▶ **YOUR GOAL**
Rewrite all of the data below, changing each "bounding" to "enclosing" and leaving everything else unchanged. Omit the pictures from your answer.

▶ **RECORDS FOR THIS EXERCISE**

◆ ◆ ◆ ◆ ◆

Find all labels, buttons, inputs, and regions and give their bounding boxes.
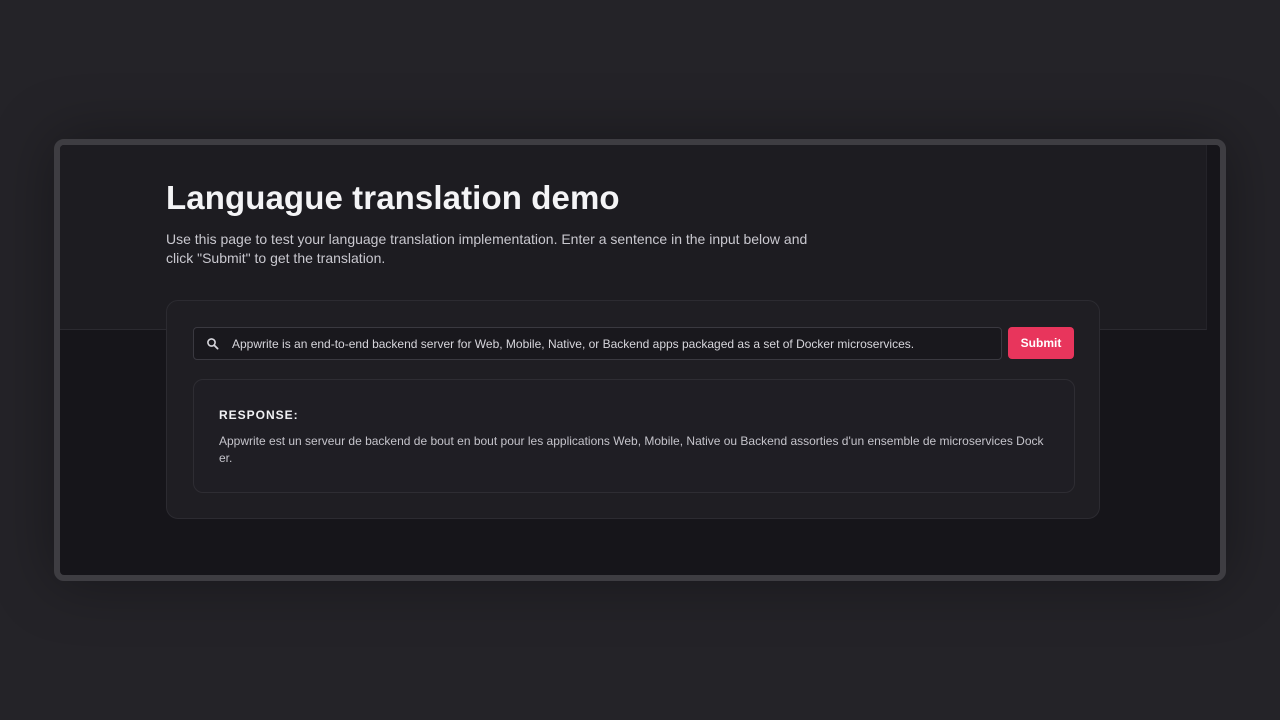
submit-button[interactable]: Submit xyxy=(1008,327,1074,359)
search-row: Submit xyxy=(193,327,1075,360)
page-title: Languague translation demo xyxy=(166,179,620,216)
browser-frame: Languague translation demo Use this page… xyxy=(54,139,1226,581)
page-description: Use this page to test your language tran… xyxy=(166,231,808,266)
search-input[interactable] xyxy=(232,328,992,359)
response-text: Appwrite est un serveur de backend de bo… xyxy=(219,434,1044,465)
search-icon xyxy=(206,337,220,351)
translation-card: Submit RESPONSE: Appwrite est un serveur… xyxy=(166,300,1100,519)
response-box: RESPONSE: Appwrite est un serveur de bac… xyxy=(193,379,1075,493)
search-box[interactable] xyxy=(193,327,1002,360)
response-label: RESPONSE: xyxy=(219,408,299,422)
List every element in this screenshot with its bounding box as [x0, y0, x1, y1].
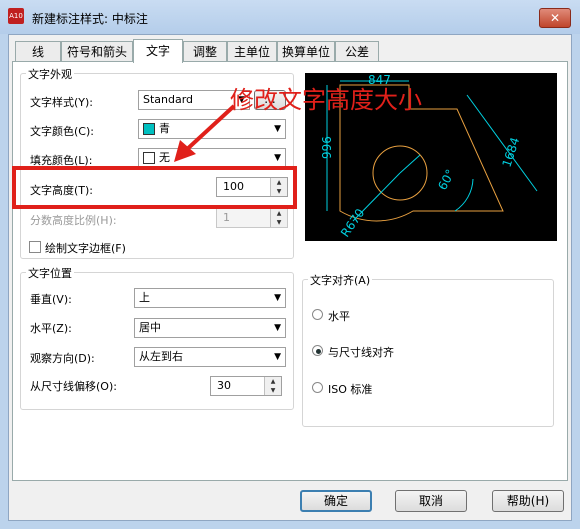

◆ ◆ ◆ ◆ ◆

▶ **SOLUTION TO THIS TASK**
Find all labels, buttons, inputs, and regions and give their enclosing boxes.
submit-button[interactable]: Submit xyxy=(1008,327,1074,359)
search-row: Submit xyxy=(193,327,1075,360)
page-title: Languague translation demo xyxy=(166,179,620,216)
browser-frame: Languague translation demo Use this page… xyxy=(54,139,1226,581)
page-description: Use this page to test your language tran… xyxy=(166,231,808,266)
search-input[interactable] xyxy=(232,328,992,359)
response-text: Appwrite est un serveur de backend de bo… xyxy=(219,434,1044,465)
search-icon xyxy=(206,337,220,351)
translation-card: Submit RESPONSE: Appwrite est un serveur… xyxy=(166,300,1100,519)
response-box: RESPONSE: Appwrite est un serveur de bac… xyxy=(193,379,1075,493)
search-box[interactable] xyxy=(193,327,1002,360)
response-label: RESPONSE: xyxy=(219,408,299,422)
List every element in this screenshot with its enclosing box as [x0, y0, x1, y1].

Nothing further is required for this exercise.